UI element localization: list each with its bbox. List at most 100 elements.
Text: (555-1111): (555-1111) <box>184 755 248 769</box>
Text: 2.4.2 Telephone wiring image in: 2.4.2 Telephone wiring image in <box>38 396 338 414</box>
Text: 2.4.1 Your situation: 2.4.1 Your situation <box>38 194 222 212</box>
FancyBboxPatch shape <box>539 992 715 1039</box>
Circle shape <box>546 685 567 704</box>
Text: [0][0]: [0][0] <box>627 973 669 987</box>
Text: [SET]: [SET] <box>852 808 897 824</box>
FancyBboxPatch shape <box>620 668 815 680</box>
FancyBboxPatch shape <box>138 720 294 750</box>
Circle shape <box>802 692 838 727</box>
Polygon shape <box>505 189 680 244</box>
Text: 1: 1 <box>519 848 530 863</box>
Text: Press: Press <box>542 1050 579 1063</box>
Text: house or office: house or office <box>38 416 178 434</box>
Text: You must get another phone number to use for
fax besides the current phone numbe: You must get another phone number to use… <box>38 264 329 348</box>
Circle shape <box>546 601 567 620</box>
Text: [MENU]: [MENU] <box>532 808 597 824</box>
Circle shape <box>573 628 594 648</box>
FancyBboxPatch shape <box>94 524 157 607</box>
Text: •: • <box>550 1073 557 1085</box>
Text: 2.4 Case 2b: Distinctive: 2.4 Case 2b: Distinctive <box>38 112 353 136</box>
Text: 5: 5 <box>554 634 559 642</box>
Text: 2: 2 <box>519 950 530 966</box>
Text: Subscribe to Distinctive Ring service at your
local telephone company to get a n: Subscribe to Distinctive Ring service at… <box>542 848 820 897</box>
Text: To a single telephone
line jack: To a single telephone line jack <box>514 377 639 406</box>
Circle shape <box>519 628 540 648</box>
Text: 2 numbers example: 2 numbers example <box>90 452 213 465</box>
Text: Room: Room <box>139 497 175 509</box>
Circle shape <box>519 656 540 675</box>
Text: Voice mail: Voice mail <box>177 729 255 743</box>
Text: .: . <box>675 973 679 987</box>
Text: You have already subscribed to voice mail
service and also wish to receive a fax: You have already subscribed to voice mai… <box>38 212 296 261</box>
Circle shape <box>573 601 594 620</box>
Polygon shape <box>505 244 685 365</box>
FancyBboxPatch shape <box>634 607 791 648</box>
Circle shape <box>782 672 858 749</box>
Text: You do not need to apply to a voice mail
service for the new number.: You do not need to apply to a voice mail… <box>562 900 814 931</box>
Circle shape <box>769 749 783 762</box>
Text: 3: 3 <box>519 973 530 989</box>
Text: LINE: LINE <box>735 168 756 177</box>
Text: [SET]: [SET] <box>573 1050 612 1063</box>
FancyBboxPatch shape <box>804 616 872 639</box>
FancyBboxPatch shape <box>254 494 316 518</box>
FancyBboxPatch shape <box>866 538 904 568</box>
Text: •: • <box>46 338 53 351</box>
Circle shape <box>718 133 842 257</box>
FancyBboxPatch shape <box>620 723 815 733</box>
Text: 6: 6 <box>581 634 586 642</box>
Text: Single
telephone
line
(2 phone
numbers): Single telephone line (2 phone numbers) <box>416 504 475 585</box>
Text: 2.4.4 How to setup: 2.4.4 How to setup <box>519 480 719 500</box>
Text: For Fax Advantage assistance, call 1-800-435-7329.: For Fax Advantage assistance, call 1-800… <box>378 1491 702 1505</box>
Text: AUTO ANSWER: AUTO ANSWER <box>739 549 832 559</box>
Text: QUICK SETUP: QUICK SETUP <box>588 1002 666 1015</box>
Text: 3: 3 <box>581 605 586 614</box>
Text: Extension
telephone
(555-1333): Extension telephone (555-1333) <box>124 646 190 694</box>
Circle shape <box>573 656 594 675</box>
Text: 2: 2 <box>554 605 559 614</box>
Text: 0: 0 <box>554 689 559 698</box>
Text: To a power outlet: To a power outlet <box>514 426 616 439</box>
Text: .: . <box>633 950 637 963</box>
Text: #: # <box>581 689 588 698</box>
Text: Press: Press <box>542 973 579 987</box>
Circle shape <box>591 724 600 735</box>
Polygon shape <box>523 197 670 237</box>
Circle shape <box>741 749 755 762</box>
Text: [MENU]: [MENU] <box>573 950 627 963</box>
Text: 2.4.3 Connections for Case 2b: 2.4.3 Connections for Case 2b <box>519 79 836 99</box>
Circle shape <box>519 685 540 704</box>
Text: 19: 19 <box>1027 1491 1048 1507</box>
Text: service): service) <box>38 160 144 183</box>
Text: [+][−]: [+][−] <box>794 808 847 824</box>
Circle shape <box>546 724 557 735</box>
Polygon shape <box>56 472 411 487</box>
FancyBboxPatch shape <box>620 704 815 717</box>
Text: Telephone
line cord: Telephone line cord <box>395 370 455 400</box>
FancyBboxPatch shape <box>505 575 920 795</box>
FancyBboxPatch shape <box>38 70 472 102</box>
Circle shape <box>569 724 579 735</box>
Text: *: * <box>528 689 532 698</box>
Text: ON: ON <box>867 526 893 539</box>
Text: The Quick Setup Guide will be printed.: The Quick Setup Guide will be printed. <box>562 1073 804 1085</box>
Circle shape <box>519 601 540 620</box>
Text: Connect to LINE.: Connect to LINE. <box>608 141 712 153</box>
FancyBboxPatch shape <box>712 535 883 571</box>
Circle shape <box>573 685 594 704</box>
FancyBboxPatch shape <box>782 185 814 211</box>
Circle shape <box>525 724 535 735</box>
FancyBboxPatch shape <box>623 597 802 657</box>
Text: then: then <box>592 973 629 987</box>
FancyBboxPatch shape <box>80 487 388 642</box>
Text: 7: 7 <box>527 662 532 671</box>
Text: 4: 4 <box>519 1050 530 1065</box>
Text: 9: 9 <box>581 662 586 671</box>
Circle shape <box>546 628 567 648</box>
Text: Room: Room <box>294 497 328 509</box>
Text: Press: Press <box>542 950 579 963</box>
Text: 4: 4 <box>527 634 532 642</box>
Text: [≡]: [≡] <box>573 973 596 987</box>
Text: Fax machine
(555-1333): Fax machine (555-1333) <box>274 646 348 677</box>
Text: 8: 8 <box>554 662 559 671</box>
•••••
*GOAL OF THE EXERCISE*.
Set down every item above again, word for word and in the same order.

*WRITTEN ANSWER*.
UI element localization: list each with its bbox. List at most 100 elements.
Text: (555-1111): (555-1111) <box>184 755 248 769</box>
Text: 2.4.2 Telephone wiring image in: 2.4.2 Telephone wiring image in <box>38 396 338 414</box>
Text: 2.4.1 Your situation: 2.4.1 Your situation <box>38 194 222 212</box>
FancyBboxPatch shape <box>539 992 715 1039</box>
Circle shape <box>546 685 567 704</box>
Text: [0][0]: [0][0] <box>627 973 669 987</box>
Text: [SET]: [SET] <box>852 808 897 824</box>
FancyBboxPatch shape <box>620 668 815 680</box>
FancyBboxPatch shape <box>138 720 294 750</box>
Circle shape <box>802 692 838 727</box>
Polygon shape <box>505 189 680 244</box>
Text: 1: 1 <box>519 848 530 863</box>
Text: Press: Press <box>542 1050 579 1063</box>
Text: house or office: house or office <box>38 416 178 434</box>
Text: You must get another phone number to use for
fax besides the current phone numbe: You must get another phone number to use… <box>38 264 329 348</box>
Circle shape <box>546 601 567 620</box>
Text: [MENU]: [MENU] <box>532 808 597 824</box>
Circle shape <box>573 628 594 648</box>
FancyBboxPatch shape <box>94 524 157 607</box>
Text: •: • <box>550 1073 557 1085</box>
Text: 2.4 Case 2b: Distinctive: 2.4 Case 2b: Distinctive <box>38 112 353 136</box>
Text: 5: 5 <box>554 634 559 642</box>
Text: 2: 2 <box>519 950 530 966</box>
Text: Subscribe to Distinctive Ring service at your
local telephone company to get a n: Subscribe to Distinctive Ring service at… <box>542 848 820 897</box>
Text: To a single telephone
line jack: To a single telephone line jack <box>514 377 639 406</box>
Circle shape <box>519 628 540 648</box>
Text: 2 numbers example: 2 numbers example <box>90 452 213 465</box>
Text: Room: Room <box>139 497 175 509</box>
Circle shape <box>519 656 540 675</box>
Text: Voice mail: Voice mail <box>177 729 255 743</box>
Text: .: . <box>675 973 679 987</box>
Text: You have already subscribed to voice mail
service and also wish to receive a fax: You have already subscribed to voice mai… <box>38 212 296 261</box>
Circle shape <box>573 601 594 620</box>
Polygon shape <box>505 244 685 365</box>
FancyBboxPatch shape <box>634 607 791 648</box>
Circle shape <box>782 672 858 749</box>
Text: You do not need to apply to a voice mail
service for the new number.: You do not need to apply to a voice mail… <box>562 900 814 931</box>
Circle shape <box>769 749 783 762</box>
Text: 3: 3 <box>519 973 530 989</box>
Text: LINE: LINE <box>735 168 756 177</box>
Text: [SET]: [SET] <box>573 1050 612 1063</box>
FancyBboxPatch shape <box>804 616 872 639</box>
FancyBboxPatch shape <box>254 494 316 518</box>
FancyBboxPatch shape <box>866 538 904 568</box>
Text: •: • <box>46 338 53 351</box>
Circle shape <box>718 133 842 257</box>
FancyBboxPatch shape <box>620 723 815 733</box>
Text: 6: 6 <box>581 634 586 642</box>
Text: Single
telephone
line
(2 phone
numbers): Single telephone line (2 phone numbers) <box>416 504 475 585</box>
Text: 2.4.4 How to setup: 2.4.4 How to setup <box>519 480 719 500</box>
Text: For Fax Advantage assistance, call 1-800-435-7329.: For Fax Advantage assistance, call 1-800… <box>378 1491 702 1505</box>
Text: AUTO ANSWER: AUTO ANSWER <box>739 549 832 559</box>
Text: QUICK SETUP: QUICK SETUP <box>588 1002 666 1015</box>
Text: 3: 3 <box>581 605 586 614</box>
Text: Extension
telephone
(555-1333): Extension telephone (555-1333) <box>124 646 190 694</box>
Circle shape <box>573 656 594 675</box>
Text: 2: 2 <box>554 605 559 614</box>
Text: 0: 0 <box>554 689 559 698</box>
Text: To a power outlet: To a power outlet <box>514 426 616 439</box>
Text: .: . <box>633 950 637 963</box>
Text: #: # <box>581 689 588 698</box>
Text: Press: Press <box>542 973 579 987</box>
Circle shape <box>591 724 600 735</box>
Polygon shape <box>523 197 670 237</box>
Circle shape <box>741 749 755 762</box>
Text: [MENU]: [MENU] <box>573 950 627 963</box>
Text: 2.4.3 Connections for Case 2b: 2.4.3 Connections for Case 2b <box>519 79 836 99</box>
Circle shape <box>519 685 540 704</box>
Text: 19: 19 <box>1027 1491 1048 1507</box>
Text: service): service) <box>38 160 144 183</box>
Text: [+][−]: [+][−] <box>794 808 847 824</box>
Circle shape <box>546 724 557 735</box>
Polygon shape <box>56 472 411 487</box>
FancyBboxPatch shape <box>620 704 815 717</box>
Text: Telephone
line cord: Telephone line cord <box>395 370 455 400</box>
FancyBboxPatch shape <box>505 575 920 795</box>
FancyBboxPatch shape <box>38 70 472 102</box>
Circle shape <box>569 724 579 735</box>
Text: *: * <box>528 689 532 698</box>
Text: ON: ON <box>867 526 893 539</box>
Text: The Quick Setup Guide will be printed.: The Quick Setup Guide will be printed. <box>562 1073 804 1085</box>
Circle shape <box>519 601 540 620</box>
Text: Connect to LINE.: Connect to LINE. <box>608 141 712 153</box>
FancyBboxPatch shape <box>712 535 883 571</box>
Circle shape <box>573 685 594 704</box>
FancyBboxPatch shape <box>782 185 814 211</box>
Circle shape <box>525 724 535 735</box>
FancyBboxPatch shape <box>623 597 802 657</box>
Text: then: then <box>592 973 629 987</box>
FancyBboxPatch shape <box>80 487 388 642</box>
Text: 7: 7 <box>527 662 532 671</box>
Text: 4: 4 <box>519 1050 530 1065</box>
Text: 9: 9 <box>581 662 586 671</box>
Circle shape <box>546 628 567 648</box>
Text: Room: Room <box>294 497 328 509</box>
Text: Press: Press <box>542 950 579 963</box>
Text: 4: 4 <box>527 634 532 642</box>
Text: [≡]: [≡] <box>573 973 596 987</box>
Text: Fax machine
(555-1333): Fax machine (555-1333) <box>274 646 348 677</box>
Text: 8: 8 <box>554 662 559 671</box>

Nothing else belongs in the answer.